───── Source text

I'd already watched the solution some 5 odd months back but didn't remember it now. On relooking the problem, I solved it little differently but interesting way which I'd love to share here. Consider 'x' to be the tangent length of smaller circle at upper left. Then Radius of same smaller circle at upper left = x Chord length (in two circles) = 6, so half chord length = Vertical distance between centre of two circles = 3 Then, AB = Tangent length + 3 + Radius of larger circle at lower right Radius of larger circle at lower right = 5 - x Then, Distance of line joining centre of two circles = x + 5 - x = 5 Vertical distance between centre of two circles = 3 So by Pythagoras Theorem, Horizontal distance between centre of two circles = 4 So, BC = Tangent length of smaller circle + Horizontal distance between centre of two circles + Radius of larger circle BC = x + 4 + (5 - x) = 9 units
Written between 2000 and 1786 BC, the Middle Kingdom Egyptian Berlin Papyrus 6619 includes a problem whose solution is the Pythagorean triple 6:8:10, but the problem does not mention a triangle. The Mesopotamian tablet Plimpton 322, written between 1790 and 1750 BC during the reign of Hammurabi the Great, contains many entries closely related to Pythagorean triples. (Source : Wikipedia)
I did it in a simpler way. Since he didn't specify the radii of the two circles, I assumed that EF would always be 6 no matter the radii. So I just set the radius of the first one to 0. That means the second circle passes through point B and a point P between A and B where BP is 6 (it's coincident with EF) and AP is 2. From there you get the diameter of the circle to be 10 from symmetry. So the radius (5) plus the distance of the center to the chord BP (4) is equal to BC.
Nice idea! You are assuming that EF is independent of the radii of the two circles in order for this result to work, whereas he proved that it was independent while calculating the value.

──────────

- Set of tasks -
[1] In the geometry thread, which Pythagorean triple solves a problem in the Berlin Papyrus 6619?
[2] Extend the geometry thread about the two circles, picking up after its final reply.

───── Rows

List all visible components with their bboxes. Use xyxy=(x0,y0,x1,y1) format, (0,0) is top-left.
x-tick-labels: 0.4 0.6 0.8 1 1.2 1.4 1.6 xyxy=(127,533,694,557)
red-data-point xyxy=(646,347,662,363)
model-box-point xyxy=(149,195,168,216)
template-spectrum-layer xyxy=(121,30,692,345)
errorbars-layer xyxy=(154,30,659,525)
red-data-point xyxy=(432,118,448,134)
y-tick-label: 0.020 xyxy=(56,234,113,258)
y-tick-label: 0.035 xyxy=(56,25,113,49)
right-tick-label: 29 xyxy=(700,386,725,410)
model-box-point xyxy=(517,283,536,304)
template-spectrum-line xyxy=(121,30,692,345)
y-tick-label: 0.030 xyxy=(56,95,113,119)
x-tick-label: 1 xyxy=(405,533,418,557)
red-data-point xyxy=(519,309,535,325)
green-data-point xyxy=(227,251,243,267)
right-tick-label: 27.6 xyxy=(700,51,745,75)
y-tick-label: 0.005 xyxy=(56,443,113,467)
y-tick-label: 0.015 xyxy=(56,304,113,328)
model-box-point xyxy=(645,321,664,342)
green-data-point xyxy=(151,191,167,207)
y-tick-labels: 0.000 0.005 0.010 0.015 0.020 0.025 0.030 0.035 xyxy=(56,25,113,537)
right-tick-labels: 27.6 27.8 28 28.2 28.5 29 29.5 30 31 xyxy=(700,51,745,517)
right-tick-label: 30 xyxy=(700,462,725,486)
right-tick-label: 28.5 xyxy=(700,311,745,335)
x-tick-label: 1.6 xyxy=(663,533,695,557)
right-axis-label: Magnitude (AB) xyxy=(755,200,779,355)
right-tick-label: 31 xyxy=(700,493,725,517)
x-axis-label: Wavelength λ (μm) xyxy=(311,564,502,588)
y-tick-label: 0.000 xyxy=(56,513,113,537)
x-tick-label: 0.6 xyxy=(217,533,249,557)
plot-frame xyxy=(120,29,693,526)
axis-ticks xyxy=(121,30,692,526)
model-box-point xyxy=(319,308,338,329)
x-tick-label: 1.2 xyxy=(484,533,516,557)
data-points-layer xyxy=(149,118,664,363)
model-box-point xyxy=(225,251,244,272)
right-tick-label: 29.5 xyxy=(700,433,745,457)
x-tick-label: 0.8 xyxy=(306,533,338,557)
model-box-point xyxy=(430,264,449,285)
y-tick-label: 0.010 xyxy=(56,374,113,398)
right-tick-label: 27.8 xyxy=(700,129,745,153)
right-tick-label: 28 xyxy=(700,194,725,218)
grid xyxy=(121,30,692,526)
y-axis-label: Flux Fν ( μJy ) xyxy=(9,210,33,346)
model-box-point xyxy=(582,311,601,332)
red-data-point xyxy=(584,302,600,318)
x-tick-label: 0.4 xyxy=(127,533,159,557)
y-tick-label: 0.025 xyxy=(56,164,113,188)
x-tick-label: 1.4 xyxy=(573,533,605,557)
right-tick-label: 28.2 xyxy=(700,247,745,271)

──────────

- Responses per task -
[1] 6:8:10

[2]
I did also observed the sizes of the two circles is irrelevant. Therefore, I solved the puzzle assuming both circles have the same size (radius of 2.5). Symmetry will ease the solution when both circles have the same size. By the way, EF will have a maximum size of 6.627416998 . That is, there will be no solution of EF happened to be 6.7 instead of 6.
Wouldn't the maximum height of EF given any value of BC be 8? That's when both circles are underneath eachother, tangent to the opposite sides, with a radius of 2 and a length BC of 4, with EF cleanly dividing the rectangle lengthwise.
excellent.... however please note that ancient India has very rich mathematical treasure more ancient than Pyramid era... in this treasure 3,4,5 units of right triangle is mentioned very often.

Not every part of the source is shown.